---------- DATA LINES

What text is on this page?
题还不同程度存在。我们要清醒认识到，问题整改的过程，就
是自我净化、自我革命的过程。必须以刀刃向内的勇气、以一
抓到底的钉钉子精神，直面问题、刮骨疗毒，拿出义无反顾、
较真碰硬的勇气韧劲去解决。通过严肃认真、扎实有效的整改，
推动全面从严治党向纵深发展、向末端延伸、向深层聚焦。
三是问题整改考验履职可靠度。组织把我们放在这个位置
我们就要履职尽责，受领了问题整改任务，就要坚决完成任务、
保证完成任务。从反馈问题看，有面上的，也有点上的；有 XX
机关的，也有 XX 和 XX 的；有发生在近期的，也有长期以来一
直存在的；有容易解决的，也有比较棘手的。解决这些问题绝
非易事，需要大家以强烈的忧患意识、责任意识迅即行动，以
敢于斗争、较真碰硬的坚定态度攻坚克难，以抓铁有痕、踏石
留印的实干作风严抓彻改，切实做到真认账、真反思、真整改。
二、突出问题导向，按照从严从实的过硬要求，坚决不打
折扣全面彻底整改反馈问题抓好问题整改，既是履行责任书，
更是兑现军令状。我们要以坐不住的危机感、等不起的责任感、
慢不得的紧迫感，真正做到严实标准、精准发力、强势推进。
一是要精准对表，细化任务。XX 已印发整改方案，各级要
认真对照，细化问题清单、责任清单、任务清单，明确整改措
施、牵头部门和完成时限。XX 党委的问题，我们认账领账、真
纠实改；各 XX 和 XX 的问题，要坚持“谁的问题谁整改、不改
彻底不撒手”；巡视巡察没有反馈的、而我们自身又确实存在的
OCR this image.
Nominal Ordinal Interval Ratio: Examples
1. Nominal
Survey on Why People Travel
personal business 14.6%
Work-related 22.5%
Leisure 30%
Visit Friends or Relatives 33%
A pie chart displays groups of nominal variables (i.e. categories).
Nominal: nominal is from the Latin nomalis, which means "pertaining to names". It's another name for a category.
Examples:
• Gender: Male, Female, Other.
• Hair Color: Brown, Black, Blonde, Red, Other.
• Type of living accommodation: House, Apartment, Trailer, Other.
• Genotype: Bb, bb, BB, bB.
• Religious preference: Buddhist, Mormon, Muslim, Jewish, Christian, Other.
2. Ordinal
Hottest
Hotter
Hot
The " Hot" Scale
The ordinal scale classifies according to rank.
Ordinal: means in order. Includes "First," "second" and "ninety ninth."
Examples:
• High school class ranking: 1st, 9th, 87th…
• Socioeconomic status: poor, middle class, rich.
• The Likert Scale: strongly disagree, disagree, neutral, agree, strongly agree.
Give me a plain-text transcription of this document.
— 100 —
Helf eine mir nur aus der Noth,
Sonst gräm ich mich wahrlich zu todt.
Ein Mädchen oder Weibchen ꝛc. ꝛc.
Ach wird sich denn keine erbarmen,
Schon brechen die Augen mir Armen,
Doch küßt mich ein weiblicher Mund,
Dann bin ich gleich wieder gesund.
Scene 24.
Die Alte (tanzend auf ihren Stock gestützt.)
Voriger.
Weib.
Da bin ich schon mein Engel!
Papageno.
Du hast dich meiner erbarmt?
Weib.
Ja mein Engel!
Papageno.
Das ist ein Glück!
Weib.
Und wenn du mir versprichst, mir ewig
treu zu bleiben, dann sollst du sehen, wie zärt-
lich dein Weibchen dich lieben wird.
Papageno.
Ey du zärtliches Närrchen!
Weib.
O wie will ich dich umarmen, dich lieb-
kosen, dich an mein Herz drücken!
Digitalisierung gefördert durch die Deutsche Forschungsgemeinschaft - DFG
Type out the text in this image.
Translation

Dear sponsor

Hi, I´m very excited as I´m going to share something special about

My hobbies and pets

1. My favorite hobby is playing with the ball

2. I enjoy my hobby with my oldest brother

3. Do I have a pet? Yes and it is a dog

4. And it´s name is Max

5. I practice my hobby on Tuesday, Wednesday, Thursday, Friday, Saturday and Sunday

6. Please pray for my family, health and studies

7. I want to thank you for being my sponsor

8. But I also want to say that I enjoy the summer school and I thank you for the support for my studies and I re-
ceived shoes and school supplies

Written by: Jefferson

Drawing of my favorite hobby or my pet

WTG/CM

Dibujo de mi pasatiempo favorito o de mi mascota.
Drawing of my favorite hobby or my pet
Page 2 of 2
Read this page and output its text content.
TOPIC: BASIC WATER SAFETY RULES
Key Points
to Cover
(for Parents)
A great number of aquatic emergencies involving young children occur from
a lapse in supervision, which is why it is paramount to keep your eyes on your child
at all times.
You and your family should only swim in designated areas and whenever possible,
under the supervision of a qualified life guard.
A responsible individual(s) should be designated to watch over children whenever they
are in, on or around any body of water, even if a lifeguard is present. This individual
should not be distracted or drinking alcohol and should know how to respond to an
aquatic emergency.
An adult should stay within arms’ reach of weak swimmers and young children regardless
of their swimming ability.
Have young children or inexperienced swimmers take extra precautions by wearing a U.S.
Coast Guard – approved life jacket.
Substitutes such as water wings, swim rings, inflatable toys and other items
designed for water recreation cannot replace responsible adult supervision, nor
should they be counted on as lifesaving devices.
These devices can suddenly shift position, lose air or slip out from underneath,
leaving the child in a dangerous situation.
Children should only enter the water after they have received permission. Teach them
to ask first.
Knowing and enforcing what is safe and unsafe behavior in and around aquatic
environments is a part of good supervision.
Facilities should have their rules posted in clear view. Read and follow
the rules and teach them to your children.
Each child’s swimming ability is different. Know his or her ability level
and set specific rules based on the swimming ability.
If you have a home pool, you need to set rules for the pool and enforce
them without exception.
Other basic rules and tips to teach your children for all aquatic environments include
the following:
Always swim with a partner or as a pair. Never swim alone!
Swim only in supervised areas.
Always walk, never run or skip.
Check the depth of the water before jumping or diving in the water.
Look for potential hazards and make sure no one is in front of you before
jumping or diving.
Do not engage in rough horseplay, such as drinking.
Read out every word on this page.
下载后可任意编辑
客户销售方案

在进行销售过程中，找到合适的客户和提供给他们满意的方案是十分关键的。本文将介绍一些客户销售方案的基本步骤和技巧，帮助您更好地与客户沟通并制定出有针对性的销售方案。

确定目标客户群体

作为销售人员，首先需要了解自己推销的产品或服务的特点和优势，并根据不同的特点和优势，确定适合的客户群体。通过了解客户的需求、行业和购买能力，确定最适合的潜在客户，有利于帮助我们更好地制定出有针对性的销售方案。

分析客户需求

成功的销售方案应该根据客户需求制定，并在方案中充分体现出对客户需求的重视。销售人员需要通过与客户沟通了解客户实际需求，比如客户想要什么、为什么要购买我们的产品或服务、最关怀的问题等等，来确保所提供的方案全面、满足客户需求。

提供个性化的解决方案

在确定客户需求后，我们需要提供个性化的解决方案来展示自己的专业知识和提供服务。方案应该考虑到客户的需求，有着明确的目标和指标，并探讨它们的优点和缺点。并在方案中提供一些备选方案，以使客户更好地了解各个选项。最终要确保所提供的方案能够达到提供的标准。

--------------------

* **EXERCISE GOAL**:
Check each line above for the string "Engel" and show the ones that have it.

* **RESPONSE**:
Da bin ich schon mein Engel!
Ja mein Engel!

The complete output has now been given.